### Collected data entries

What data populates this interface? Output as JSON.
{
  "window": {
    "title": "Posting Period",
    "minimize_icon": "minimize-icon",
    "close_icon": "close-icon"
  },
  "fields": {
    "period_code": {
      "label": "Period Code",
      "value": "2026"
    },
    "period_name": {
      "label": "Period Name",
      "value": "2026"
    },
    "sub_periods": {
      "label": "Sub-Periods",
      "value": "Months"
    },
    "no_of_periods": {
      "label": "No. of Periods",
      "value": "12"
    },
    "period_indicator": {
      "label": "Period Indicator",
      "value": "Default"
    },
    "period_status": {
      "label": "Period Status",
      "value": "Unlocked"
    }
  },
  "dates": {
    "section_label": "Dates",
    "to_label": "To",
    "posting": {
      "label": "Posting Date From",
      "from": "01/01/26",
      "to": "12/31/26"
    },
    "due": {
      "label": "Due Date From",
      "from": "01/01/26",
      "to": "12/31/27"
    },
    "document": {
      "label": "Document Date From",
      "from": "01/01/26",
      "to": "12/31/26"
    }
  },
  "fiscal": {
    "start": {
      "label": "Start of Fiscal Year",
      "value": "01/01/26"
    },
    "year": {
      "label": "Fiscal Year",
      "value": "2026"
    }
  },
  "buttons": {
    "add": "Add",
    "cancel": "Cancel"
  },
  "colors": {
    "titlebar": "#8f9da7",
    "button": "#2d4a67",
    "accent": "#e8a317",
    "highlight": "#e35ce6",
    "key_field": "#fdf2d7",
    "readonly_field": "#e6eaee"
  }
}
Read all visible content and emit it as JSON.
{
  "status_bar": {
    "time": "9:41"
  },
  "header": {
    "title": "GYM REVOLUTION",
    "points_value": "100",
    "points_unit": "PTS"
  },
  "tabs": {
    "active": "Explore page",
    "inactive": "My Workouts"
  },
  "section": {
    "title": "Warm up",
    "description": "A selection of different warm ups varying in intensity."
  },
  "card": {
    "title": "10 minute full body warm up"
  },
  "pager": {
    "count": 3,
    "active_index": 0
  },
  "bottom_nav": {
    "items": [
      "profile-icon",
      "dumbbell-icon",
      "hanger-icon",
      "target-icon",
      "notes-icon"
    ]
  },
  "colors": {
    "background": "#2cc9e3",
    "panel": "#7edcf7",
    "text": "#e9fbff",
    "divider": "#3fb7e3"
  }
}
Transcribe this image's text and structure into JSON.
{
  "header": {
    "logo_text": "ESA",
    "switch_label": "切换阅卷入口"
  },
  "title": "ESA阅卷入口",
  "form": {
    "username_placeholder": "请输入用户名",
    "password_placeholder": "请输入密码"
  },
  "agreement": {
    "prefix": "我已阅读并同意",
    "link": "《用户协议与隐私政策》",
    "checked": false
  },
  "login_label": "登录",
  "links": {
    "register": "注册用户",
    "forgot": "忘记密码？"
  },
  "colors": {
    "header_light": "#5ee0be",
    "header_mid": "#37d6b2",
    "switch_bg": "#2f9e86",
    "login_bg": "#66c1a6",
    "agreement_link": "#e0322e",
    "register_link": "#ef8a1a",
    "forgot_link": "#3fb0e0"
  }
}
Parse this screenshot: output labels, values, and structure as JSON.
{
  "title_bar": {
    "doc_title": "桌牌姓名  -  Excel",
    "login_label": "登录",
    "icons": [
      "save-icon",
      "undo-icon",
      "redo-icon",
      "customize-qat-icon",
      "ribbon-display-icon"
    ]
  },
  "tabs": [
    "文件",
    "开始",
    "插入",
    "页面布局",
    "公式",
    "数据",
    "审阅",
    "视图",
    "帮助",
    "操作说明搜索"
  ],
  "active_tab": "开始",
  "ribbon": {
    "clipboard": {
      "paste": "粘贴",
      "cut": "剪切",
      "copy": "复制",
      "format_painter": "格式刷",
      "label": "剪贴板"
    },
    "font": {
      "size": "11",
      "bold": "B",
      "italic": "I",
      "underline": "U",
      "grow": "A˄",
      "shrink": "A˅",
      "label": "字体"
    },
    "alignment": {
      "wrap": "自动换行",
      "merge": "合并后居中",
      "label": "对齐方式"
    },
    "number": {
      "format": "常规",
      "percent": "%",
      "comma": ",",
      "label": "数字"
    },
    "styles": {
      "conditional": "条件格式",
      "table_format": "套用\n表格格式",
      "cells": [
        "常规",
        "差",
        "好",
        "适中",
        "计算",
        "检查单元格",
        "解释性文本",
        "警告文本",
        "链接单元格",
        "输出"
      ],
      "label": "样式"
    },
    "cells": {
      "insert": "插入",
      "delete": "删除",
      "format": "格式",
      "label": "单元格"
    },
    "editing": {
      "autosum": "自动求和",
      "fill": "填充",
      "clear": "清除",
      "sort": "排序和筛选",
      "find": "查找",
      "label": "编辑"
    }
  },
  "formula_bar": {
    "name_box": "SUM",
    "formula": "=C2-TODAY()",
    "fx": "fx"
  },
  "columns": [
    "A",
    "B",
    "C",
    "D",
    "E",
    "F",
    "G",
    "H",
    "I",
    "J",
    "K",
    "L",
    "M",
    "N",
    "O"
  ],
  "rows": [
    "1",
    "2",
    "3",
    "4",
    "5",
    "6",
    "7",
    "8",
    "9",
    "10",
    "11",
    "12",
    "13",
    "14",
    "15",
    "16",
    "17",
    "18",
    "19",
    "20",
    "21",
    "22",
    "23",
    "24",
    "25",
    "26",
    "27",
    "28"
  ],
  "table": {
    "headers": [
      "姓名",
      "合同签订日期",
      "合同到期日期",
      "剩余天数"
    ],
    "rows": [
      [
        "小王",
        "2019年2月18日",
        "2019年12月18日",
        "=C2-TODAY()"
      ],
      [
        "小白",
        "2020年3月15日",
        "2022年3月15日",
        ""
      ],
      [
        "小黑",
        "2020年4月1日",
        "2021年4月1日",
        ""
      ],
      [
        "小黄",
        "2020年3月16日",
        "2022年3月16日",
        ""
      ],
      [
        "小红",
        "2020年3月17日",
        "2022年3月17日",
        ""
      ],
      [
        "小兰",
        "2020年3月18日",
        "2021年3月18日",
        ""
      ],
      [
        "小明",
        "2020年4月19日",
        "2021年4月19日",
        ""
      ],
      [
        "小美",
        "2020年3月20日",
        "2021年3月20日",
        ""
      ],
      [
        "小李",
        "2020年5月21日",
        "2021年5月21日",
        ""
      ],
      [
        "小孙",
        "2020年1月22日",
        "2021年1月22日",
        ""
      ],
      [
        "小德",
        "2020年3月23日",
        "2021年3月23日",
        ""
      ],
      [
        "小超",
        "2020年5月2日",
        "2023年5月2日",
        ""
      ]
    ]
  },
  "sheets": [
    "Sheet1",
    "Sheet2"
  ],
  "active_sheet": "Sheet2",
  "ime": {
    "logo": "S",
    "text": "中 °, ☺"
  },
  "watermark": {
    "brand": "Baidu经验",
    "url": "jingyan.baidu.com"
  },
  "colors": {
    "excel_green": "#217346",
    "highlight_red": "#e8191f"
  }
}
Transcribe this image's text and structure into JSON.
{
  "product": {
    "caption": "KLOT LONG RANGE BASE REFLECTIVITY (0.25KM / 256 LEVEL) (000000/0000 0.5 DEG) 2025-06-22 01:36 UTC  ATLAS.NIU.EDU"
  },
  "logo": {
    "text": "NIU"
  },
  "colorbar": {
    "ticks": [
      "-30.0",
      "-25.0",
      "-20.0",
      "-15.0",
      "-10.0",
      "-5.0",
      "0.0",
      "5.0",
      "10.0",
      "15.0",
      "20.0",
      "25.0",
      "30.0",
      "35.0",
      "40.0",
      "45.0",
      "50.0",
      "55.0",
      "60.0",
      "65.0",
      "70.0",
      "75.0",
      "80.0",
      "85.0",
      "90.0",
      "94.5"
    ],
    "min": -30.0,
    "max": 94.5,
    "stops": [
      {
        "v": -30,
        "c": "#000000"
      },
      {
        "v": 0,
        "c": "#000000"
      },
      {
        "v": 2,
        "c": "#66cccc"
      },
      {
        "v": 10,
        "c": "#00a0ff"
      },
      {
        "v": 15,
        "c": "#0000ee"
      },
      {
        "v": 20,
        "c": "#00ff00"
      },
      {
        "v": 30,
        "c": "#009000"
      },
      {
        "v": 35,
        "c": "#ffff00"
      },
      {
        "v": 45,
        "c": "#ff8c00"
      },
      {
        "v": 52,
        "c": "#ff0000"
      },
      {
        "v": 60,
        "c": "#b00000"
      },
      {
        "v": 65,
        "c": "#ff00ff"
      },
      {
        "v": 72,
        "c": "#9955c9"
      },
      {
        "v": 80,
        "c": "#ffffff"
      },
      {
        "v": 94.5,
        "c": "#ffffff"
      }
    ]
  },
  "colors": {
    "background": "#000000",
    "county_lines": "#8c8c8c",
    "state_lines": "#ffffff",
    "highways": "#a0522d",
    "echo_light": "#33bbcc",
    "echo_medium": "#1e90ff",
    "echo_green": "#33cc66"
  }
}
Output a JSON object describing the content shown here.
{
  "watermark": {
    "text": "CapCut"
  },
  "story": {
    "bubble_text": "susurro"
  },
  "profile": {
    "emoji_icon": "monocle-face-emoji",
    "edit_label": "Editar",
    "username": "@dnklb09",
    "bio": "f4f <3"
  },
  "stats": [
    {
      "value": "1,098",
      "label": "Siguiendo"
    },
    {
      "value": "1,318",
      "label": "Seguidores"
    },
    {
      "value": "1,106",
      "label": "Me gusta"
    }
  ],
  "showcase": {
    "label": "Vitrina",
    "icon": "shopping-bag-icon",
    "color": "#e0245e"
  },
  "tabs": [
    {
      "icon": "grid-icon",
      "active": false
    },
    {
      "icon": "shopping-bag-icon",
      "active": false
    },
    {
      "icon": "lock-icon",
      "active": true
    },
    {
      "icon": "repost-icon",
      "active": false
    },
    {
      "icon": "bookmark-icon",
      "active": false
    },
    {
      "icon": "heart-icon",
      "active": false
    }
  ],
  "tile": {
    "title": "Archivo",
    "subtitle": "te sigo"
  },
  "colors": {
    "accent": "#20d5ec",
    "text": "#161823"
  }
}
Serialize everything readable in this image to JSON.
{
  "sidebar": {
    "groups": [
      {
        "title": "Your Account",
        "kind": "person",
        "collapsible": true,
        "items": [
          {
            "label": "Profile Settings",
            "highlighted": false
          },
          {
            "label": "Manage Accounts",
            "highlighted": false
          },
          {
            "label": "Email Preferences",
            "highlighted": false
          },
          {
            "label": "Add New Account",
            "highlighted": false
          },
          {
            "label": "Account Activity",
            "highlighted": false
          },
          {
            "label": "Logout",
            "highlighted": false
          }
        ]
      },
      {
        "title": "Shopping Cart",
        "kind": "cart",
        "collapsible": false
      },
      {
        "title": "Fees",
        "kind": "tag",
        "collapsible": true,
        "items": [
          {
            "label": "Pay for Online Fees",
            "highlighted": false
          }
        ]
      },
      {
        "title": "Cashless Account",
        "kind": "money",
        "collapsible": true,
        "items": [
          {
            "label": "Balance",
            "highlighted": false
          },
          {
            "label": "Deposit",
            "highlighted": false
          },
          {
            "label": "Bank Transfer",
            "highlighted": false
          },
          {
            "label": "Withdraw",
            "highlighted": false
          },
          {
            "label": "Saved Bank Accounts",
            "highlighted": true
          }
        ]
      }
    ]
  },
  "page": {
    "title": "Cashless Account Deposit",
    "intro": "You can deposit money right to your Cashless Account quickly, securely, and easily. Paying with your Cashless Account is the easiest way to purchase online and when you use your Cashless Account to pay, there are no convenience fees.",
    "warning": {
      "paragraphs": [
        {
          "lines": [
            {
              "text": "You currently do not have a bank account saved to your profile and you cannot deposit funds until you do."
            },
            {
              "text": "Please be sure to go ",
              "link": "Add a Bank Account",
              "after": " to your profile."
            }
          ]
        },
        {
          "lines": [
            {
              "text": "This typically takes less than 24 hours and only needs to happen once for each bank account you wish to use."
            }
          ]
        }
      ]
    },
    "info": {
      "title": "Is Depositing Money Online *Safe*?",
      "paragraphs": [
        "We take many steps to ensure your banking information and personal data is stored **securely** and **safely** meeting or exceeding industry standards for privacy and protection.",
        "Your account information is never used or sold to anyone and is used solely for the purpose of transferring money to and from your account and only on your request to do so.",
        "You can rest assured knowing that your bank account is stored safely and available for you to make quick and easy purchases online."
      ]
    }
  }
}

### WHAT YOU HAVE TO DO
Return each line where "JSON" shows up.

### RESPONSE
What data populates this interface? Output as JSON.
Read all visible content and emit it as JSON.
Transcribe this image's text and structure into JSON.
Parse this screenshot: output labels, values, and structure as JSON.
Transcribe this image's text and structure into JSON.
Output a JSON object describing the content shown here.
Serialize everything readable in this image to JSON.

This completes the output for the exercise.